Responda a las siguientes preguntas sobre el texto de la casa del teléfono de Prádena:
1. ¿En qué localidad se encontraba la verdadera centralita?
2. ¿Cuándo se pagaban las llamadas?
3. ¿A partir de qué hora era más barato llamar en verano?

TEXTO MOSTRADO:
════════

11
Casa del Teléfono
ARQUITECTURA Y PATRIMONIO RURAL
La “casa de teléfonos” era el punto de conexión de Prádena con el exterior. Allí una operadora gestionaba las llamadas a través de Buitrago, avisando cuando la comunicación estaba lista. Las conversaciones se hacían en un pequeño locutorio y se anotaban los costes en un libro. Si alguien llamaba al pueblo, había que salir corriendo a buscar al destinatario.
Hasta no hace mucho, en Prádena no había teléfonos en las casas. Ni fijos ni móviles, claro está. Tener teléfono era un lujo, algo fuera del alcance de la mayoría. En los años 70, ni siquiera el ayuntamiento tenía uno.
Cuando alguien quería hablar con un familiar que vivía fuera —en Madrid o en cualquier otra ciudad— tenía que ir a la «casa de teléfonos». Era un lugar especial, con dos aparatos: uno principal, que conectaba Prádena con Buitrago (donde estaba la verdadera centralita), y otro secundario, en una habitación aparte, que funcionaba como locutorio.
El proceso era toda una ceremonia. Uno llegaba, daba el número al que quería llamar, y la operadora se encargaba de avisar a Buitrago. Desde allí llamaban al número indicado. Si la persona descolgaba, transferían la llamada a Prádena, y entonces la operadora te pasaba al segundo teléfono, el del locutorio. Por fin, podías hablar.
Al terminar, había que saber cuánto había costado la llamada. La encargada de la casa contactaba de nuevo con Buitrago para conocer el importe, te lo decía y lo apuntaba todo en un libro. A fin de mes, se pagaba.
A veces sucedía al revés. Alguien de fuera llamaba a un vecino del pueblo. Entonces, había que salir corriendo a buscarlo: a su casa, al campo o al huerto. El tiempo apremiaba, porque la llamada estaba en curso y no se sabía cuánto iba a durar. ¡Y no había tarifa plana! Cuanto más duraba, más cara salía.
Más adelante, el teléfono se instaló en la taberna del señor José —que hoy es el restaurante El Rincón—. Fue un gran avance. Luego pusieron una cabina en la plaza del ayuntamiento viejo. Esa cabina fue el centro de muchas historias.
En verano, por las noches, se formaban largas colas después de las diez, ya que era más barato llamar a partir de esa hora. Muchos esperaban su turno para llamar a los familiares que estaban trabajando en Madrid, mientras el resto de la familia pasaba las vacaciones en el pueblo. Se oían voces bajitas dentro de la cabina, risas… lágrimas, a veces. Y afuera, paciencia y tertulia.
Comunicarse antes era lento, costoso, y cada llamada era un pequeño milagro.

════════

DATOS PROPORCIONADOS:

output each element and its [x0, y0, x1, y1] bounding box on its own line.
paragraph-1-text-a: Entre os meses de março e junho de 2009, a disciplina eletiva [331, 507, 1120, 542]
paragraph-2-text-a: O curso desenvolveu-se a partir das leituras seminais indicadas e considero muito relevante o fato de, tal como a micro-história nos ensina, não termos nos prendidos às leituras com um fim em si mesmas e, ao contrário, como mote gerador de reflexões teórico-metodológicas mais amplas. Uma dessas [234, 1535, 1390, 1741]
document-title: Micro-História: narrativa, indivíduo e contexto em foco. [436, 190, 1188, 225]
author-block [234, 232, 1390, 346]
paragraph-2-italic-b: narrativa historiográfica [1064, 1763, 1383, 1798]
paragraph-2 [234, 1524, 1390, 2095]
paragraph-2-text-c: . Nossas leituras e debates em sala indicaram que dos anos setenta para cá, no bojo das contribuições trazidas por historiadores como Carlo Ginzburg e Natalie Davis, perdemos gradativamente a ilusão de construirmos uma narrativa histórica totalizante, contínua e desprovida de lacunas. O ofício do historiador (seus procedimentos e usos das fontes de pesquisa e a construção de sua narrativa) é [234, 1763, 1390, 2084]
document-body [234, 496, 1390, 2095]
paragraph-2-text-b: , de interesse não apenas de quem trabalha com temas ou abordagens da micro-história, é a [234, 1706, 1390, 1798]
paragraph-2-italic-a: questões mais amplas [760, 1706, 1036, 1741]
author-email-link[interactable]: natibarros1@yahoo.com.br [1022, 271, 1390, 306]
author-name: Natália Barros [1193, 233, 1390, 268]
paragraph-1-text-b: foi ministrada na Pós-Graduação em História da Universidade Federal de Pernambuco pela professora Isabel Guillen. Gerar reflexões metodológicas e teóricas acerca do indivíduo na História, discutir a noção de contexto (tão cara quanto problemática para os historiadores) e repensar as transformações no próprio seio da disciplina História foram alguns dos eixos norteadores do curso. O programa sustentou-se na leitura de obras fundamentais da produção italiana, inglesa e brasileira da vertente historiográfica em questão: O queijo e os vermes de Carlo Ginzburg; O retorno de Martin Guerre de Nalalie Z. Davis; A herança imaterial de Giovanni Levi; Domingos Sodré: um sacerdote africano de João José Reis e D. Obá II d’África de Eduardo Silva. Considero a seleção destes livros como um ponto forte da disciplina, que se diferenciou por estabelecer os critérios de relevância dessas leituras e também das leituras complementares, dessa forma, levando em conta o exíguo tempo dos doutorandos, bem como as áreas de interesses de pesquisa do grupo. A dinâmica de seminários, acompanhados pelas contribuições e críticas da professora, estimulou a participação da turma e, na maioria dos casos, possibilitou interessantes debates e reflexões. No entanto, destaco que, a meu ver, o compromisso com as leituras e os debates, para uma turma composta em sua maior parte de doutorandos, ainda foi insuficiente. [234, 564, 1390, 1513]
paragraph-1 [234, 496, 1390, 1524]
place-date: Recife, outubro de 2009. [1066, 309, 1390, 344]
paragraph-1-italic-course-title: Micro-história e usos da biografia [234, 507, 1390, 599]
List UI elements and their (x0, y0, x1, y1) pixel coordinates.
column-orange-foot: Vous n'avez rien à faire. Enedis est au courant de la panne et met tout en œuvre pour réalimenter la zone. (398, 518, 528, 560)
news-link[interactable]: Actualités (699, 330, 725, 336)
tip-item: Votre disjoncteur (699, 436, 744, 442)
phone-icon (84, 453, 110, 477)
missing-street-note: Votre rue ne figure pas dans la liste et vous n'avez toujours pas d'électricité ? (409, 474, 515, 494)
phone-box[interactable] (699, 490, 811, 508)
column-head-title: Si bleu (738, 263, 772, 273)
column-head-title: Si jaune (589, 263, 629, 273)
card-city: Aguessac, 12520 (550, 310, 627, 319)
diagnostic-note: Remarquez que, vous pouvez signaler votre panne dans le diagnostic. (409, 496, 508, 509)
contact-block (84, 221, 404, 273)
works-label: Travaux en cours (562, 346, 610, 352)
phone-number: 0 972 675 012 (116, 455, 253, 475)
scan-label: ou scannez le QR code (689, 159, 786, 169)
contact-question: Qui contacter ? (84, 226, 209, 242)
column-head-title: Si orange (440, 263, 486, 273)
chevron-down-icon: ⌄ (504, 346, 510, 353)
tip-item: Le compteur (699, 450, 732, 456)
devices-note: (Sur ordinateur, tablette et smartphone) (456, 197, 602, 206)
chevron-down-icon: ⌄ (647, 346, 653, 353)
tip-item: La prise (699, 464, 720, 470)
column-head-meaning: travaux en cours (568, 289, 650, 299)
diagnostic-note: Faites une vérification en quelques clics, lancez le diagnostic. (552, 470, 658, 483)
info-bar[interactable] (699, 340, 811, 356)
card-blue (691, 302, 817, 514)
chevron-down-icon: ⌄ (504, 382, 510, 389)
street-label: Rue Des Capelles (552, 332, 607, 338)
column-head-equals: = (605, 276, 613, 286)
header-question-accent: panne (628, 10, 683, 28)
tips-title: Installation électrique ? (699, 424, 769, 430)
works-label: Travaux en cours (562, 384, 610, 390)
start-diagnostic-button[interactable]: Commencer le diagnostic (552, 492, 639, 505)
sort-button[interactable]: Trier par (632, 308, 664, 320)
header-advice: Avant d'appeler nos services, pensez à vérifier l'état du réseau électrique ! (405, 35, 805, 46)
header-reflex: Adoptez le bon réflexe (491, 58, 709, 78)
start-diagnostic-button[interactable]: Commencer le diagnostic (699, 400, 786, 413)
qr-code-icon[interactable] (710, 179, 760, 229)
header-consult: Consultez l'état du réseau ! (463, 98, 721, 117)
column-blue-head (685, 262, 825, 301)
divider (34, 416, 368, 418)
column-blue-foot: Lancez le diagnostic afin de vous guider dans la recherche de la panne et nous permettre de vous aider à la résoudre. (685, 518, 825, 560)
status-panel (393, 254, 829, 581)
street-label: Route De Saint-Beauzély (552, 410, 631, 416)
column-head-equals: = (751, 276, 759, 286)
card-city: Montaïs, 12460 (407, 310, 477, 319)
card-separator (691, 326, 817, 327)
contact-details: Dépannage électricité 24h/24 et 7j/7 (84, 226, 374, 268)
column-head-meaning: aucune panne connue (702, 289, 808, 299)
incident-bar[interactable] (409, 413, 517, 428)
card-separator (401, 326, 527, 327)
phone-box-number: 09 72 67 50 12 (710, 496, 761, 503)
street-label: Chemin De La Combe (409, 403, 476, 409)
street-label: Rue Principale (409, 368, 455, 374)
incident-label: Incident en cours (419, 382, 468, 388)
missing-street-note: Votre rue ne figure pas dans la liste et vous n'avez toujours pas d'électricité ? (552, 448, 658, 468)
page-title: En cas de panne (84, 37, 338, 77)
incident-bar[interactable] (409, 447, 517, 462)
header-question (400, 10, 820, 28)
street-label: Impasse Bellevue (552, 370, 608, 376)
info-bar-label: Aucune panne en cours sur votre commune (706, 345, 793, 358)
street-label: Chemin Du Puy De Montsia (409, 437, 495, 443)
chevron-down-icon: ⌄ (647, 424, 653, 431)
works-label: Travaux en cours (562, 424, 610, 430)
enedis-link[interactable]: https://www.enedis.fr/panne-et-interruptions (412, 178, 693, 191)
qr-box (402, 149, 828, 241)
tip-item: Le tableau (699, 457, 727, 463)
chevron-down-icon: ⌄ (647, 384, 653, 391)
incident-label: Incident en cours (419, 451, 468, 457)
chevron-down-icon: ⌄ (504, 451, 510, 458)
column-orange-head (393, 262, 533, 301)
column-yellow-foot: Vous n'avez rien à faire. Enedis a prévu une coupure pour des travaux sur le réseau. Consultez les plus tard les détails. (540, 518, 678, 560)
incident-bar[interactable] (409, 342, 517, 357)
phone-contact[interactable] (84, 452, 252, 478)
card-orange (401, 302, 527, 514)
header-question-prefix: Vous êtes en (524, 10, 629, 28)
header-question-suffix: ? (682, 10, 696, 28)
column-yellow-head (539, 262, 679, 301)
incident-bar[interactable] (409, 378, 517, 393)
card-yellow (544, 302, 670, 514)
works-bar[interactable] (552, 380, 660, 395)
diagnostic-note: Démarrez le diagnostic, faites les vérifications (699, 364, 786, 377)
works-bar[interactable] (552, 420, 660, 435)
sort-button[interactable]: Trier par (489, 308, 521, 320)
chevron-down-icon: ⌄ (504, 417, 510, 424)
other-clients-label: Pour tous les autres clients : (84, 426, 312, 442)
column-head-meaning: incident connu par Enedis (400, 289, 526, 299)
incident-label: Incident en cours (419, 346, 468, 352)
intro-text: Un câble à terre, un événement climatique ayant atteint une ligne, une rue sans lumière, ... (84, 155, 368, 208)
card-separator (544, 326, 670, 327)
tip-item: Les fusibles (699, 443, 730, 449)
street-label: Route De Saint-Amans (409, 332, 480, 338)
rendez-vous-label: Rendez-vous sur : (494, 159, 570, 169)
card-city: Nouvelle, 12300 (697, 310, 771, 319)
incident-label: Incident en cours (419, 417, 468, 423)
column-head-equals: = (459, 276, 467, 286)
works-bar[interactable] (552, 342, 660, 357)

════════

SOLUCIÓN PROPUESTA:
1. En Buitrago.
2. A fin de mes.
3. A partir de las diez de la noche.